* _Письменное задание A_
Выведите без изменений строки приведенных ниже данных от самой первой строки до строки, содержащей "- header-ct-earned: C/T", включительно.

* _Страница_
ЦИВИЛИЗАЦІЯ ДИКАРЕЙ.
правитьОтношеніе насъ, русскихъ, къ инородческому вопросу и инородческой судьбѣ, не разъ характиризовалось въ «Восточномъ Обозрѣніи». Съ одной стороны, мы весьма воспріимчивы оказались къ теоріи исторической неизбѣжности въ вопросѣ вымиранія инородца, и готовы оправдать этотъ фактъ велѣніемъ судебъ, историческою необходимостью, причемъ виновниками всего готовы признать самихъ же инородцевъ, не имѣющихъ силы отстоять себя. Во вторыхъ, въ качествѣ расы высшей мы привыкли уже весьма развязно и безцеремонно относиться ко всѣмъ практическимъ сторонамъ инородческой жизни. Вопросъ у насъ ставится иногда весьма крутовато: «сдавайся, обращайся, становись осѣдлымъ, перенимай нашъ образъ жизни, или капутъ тебѣ. то есть теорія вымиранія!»

* _Письменное задание B_
Продолжите приведенный выше текст об отношении русских к инородческому вопросу.

* _Исходные строки_

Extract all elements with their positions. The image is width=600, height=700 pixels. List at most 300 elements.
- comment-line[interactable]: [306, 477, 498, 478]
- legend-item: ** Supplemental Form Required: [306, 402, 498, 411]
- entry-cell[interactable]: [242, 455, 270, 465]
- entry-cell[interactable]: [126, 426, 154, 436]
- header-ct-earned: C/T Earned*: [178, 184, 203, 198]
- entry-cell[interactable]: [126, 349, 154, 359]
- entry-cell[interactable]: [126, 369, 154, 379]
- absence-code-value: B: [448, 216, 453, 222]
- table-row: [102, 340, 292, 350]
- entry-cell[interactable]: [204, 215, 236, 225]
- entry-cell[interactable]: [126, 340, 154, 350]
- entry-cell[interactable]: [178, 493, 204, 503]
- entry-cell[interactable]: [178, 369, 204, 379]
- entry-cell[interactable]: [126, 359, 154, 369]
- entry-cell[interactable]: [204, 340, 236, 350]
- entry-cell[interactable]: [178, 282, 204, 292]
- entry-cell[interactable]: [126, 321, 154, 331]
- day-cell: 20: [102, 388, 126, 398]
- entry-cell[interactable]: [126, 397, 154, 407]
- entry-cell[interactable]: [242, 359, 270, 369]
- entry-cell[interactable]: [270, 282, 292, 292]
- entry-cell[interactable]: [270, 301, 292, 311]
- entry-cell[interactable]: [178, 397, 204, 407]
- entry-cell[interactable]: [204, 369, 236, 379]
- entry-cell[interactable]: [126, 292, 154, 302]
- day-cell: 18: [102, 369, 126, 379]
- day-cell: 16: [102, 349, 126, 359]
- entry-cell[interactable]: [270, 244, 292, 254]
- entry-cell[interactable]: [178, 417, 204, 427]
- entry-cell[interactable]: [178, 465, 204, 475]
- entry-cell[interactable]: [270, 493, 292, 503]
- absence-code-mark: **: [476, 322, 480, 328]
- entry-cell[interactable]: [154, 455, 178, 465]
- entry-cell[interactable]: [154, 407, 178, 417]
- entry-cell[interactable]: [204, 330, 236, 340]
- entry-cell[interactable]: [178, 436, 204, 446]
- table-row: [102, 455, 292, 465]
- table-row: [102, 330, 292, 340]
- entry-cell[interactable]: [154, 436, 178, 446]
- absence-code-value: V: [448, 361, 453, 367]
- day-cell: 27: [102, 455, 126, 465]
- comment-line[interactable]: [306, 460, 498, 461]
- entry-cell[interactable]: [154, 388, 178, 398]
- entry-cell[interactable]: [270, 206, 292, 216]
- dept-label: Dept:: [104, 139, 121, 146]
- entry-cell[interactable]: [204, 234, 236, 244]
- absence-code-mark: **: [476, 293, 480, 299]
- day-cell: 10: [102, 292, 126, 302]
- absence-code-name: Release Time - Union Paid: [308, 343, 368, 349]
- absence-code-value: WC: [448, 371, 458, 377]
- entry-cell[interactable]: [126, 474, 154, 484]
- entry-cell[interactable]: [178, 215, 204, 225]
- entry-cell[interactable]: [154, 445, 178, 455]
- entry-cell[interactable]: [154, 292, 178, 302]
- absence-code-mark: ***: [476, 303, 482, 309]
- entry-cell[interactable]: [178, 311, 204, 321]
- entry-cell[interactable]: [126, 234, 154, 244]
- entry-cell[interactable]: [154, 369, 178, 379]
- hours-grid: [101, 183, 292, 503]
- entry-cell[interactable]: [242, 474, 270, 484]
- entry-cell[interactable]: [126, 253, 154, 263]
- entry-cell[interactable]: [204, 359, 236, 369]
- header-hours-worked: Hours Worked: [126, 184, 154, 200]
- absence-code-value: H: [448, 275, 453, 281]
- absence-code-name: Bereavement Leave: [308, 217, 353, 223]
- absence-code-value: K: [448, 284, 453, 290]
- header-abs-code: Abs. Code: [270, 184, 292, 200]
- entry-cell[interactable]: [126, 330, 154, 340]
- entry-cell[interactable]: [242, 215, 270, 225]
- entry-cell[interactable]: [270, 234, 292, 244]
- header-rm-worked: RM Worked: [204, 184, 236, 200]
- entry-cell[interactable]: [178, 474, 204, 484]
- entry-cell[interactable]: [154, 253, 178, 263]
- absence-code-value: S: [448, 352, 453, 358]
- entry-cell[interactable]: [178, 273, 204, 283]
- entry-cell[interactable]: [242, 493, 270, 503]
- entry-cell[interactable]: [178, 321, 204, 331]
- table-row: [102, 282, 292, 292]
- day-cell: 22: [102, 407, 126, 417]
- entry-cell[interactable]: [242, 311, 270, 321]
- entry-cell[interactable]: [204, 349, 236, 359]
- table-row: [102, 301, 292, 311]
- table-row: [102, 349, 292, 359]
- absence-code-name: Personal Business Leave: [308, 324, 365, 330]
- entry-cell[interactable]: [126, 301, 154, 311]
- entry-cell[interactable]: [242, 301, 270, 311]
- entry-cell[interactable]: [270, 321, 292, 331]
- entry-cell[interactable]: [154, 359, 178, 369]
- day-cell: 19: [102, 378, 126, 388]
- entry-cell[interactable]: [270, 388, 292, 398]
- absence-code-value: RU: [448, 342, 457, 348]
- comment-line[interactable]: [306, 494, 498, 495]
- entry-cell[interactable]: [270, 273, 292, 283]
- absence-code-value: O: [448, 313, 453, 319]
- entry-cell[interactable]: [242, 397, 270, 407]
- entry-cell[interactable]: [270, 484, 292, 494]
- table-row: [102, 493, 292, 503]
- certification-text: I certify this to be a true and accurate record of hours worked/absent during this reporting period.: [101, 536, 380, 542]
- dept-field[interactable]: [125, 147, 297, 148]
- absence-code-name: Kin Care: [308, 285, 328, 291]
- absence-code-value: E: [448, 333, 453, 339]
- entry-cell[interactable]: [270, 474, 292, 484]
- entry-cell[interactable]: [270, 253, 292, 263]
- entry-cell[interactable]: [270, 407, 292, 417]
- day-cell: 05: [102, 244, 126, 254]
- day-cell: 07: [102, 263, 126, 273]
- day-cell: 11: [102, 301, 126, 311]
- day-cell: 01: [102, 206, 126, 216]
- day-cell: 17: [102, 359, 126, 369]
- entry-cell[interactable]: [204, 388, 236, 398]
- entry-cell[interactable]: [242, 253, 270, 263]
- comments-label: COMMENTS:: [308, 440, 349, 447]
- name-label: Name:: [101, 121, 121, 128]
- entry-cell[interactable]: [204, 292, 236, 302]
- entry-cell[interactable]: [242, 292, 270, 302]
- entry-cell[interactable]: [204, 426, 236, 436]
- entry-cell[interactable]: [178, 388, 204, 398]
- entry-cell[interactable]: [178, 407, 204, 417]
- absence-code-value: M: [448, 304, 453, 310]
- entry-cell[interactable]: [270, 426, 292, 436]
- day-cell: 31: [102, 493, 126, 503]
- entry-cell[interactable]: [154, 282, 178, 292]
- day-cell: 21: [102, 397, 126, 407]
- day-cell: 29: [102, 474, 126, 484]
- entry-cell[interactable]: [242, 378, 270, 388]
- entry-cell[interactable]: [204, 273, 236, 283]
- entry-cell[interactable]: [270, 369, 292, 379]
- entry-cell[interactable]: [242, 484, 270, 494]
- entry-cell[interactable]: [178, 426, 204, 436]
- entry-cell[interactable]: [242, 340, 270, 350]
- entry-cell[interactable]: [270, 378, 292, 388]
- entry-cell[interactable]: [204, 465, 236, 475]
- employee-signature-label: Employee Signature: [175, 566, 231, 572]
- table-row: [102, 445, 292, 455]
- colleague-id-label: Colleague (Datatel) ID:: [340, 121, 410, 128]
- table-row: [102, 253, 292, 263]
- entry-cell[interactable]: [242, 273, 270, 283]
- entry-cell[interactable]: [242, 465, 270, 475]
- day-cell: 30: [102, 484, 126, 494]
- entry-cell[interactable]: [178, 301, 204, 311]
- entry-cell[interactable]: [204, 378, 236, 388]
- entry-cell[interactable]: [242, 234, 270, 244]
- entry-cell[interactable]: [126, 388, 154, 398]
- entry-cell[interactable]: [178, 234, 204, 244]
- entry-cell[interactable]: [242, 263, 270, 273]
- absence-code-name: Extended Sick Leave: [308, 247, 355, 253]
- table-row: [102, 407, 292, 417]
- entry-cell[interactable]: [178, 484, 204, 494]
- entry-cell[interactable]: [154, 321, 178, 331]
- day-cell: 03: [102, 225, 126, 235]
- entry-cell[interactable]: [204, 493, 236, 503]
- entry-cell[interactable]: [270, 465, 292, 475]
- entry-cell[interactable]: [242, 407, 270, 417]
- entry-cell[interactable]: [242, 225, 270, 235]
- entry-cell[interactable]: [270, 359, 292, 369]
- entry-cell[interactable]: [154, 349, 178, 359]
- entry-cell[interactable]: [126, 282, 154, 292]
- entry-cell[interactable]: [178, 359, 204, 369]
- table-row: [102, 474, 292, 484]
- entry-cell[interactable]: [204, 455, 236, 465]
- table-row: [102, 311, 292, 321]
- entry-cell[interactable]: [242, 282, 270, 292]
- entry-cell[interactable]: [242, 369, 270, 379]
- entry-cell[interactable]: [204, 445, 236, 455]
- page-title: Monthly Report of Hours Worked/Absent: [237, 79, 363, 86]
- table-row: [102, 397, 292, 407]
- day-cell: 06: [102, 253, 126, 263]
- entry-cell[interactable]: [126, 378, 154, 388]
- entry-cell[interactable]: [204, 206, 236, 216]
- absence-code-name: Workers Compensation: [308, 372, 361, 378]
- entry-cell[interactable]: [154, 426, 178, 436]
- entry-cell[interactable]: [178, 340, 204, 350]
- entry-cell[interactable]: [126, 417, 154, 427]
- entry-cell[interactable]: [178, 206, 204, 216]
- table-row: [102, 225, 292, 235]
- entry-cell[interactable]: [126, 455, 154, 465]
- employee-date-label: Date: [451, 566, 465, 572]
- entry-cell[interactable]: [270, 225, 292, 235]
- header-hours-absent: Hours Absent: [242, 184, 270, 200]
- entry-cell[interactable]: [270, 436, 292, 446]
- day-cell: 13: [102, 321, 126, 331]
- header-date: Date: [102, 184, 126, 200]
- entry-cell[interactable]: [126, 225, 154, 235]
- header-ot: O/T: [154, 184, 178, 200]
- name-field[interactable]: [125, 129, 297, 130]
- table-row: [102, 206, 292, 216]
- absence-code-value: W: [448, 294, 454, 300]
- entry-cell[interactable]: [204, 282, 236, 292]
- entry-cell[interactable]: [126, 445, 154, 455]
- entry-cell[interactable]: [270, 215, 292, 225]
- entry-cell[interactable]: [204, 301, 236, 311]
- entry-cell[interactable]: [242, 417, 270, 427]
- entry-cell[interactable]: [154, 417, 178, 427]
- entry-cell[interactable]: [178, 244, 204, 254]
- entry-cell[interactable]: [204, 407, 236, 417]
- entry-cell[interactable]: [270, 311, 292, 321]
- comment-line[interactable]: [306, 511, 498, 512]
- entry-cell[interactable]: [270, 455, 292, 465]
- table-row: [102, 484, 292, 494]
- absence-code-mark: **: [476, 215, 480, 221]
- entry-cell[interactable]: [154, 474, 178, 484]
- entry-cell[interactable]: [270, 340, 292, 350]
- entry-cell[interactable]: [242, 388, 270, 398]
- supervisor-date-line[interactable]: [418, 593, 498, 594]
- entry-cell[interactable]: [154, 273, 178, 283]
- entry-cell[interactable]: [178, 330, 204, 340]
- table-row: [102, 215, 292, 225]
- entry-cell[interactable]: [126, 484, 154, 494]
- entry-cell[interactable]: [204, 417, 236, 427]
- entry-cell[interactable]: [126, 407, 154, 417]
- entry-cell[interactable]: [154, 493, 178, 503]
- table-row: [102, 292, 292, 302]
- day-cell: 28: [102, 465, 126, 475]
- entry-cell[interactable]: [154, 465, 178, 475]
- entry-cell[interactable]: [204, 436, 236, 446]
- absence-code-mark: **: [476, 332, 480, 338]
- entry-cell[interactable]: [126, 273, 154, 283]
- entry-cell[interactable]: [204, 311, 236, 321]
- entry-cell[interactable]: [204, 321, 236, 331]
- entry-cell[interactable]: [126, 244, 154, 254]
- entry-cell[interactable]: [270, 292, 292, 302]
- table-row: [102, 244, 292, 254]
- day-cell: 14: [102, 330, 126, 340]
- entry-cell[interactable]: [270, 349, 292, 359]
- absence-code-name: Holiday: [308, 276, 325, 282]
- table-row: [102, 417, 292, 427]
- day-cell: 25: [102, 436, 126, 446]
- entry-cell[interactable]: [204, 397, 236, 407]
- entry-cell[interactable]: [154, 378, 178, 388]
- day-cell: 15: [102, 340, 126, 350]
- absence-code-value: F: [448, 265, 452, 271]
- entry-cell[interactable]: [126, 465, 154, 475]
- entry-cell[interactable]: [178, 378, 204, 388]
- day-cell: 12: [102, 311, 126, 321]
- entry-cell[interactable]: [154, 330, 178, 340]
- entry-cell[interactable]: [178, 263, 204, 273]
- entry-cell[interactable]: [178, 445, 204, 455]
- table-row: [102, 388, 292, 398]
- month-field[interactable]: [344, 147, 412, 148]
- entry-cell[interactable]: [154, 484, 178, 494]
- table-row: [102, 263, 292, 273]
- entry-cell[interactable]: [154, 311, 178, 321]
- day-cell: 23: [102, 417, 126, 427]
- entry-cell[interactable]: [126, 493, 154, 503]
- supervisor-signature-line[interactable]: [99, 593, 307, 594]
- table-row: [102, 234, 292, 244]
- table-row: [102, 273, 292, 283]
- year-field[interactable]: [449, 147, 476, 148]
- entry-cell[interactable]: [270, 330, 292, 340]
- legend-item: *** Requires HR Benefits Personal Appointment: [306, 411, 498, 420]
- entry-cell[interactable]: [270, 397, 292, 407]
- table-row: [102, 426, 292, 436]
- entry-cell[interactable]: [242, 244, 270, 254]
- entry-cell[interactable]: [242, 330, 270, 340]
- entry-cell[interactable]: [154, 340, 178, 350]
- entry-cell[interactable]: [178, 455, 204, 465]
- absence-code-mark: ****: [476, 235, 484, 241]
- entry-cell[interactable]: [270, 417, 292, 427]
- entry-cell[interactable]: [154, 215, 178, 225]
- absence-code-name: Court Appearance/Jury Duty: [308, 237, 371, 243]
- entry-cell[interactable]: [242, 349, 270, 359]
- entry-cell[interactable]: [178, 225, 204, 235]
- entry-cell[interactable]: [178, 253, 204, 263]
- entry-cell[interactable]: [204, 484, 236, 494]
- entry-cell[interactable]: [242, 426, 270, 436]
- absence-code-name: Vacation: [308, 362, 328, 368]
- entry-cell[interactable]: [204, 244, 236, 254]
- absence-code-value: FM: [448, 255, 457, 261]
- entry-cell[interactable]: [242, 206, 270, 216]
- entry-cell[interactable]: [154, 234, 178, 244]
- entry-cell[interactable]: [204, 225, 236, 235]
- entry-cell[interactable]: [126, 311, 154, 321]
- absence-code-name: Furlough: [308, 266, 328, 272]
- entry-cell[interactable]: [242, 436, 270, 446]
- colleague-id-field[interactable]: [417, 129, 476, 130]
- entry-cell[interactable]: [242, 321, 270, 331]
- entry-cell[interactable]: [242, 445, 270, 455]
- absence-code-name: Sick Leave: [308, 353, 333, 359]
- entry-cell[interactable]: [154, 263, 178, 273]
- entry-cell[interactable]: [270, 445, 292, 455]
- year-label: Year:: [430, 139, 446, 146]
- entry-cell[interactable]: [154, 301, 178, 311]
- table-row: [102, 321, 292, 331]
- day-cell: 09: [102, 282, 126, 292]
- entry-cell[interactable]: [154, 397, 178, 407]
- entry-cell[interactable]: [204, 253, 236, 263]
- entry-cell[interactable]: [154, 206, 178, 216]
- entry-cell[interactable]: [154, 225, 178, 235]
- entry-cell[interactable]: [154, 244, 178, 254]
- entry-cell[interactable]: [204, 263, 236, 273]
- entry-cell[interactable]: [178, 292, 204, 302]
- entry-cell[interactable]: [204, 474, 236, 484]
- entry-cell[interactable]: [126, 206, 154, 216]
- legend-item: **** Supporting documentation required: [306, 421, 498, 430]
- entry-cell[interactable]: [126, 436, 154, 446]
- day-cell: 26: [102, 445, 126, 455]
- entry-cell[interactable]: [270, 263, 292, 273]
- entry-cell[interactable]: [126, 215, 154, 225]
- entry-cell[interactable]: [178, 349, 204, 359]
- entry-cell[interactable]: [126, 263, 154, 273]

* _Ответ к упражнению A_
Extract all elements with their positions. The image is width=600, height=700 pixels. List at most 300 elements.
- comment-line[interactable]: [306, 477, 498, 478]
- legend-item: ** Supplemental Form Required: [306, 402, 498, 411]
- entry-cell[interactable]: [242, 455, 270, 465]
- entry-cell[interactable]: [126, 426, 154, 436]
- header-ct-earned: C/T Earned*: [178, 184, 203, 198]

* _Ответ к упражнению B_
Я не говорю здѣсь объ отношеніи къ инородцамъ и другимъ народностямъ государства и всего народа, напротивъ на почвѣ законодательной и исторической, мы найдемъ не мало доказательствъ терпимости и равноправности, нѣтъ! мы хотимъ сказать нѣсколько словъ объ упрощенныхъ пріемахъ нашихъ піонеровъ и quasi-цивилизаторовъ. По воззрѣнію людей, зарѣшившихъ сразу вопросъ о расахъ, племенахъ и національностяхъ, всматриваться въ жизнь, въ культуру, вѣрованія разныхъ племенъ рѣшительно не стоить, а надо дѣйствовать только съ энергіей и сознаніемъ собственнаго преимущества. Что за важность, что предъ нами цѣлые мильоны, какъ непроницаемый слой разныхъ племенъ и нарѣчій, которыхъ мы незнаемъ; насъ не смущаетъ ихъ замкнутость, вѣковая жизнь, особая культура. Другихъ одинъ Туркестанъ съ его вѣковой тюркской, мусульманской цивилизаціей могъ озадачить, но мы не задумываемся надъ привычками жизни номадовъ, надъ экономическою жизнью инородца, его оригинальной культурой, его умственнымъ складомъ, не пробуемъ достигнуть взаимнаго пониманія, это вещи для насъ или второстепенныя или легко достижимыя. Съ этой стороны я только дивлюсь иногда находчивости нашихъ путешественниковъ, пезатрудняющихся иногда сразу покончить съ инородческими племенами словомъ «необразованная орда», какъ и находчивости нашихъ окраинныхъ цивилизаторовъ ташкентцевъ, которые отлично усвоили на какую потребу сія орда создана. По испытывая гордость, я все таки иногда смущаюсь, когда при разрѣшеніи инородческаго вопроса не практическаго, а научнаго и теоретическаго, при всѣхъ сознанныхъ нами преимуществахъ и непогрѣшимости, мы испытываемъ нѣкоторый конфузъ, или, говоря словами гоголевской дамы, «неожиданный пассажъ».
Такое чувство испыталъ я, прочтя на дняхъ опубликованный на весь свѣтъ въ « Новостяхъ» разсказъ одного изъ россійскихъ образованныхъ людей, путешествовавшаго на югъ Россіи и, столкнувшись съ инородцами, вздумавшаго просвѣтить ихъ, а засимъ и сообщить въ газетахъ плоды своихъ знаній и размышленій. Вотъ сущность этого разсказа.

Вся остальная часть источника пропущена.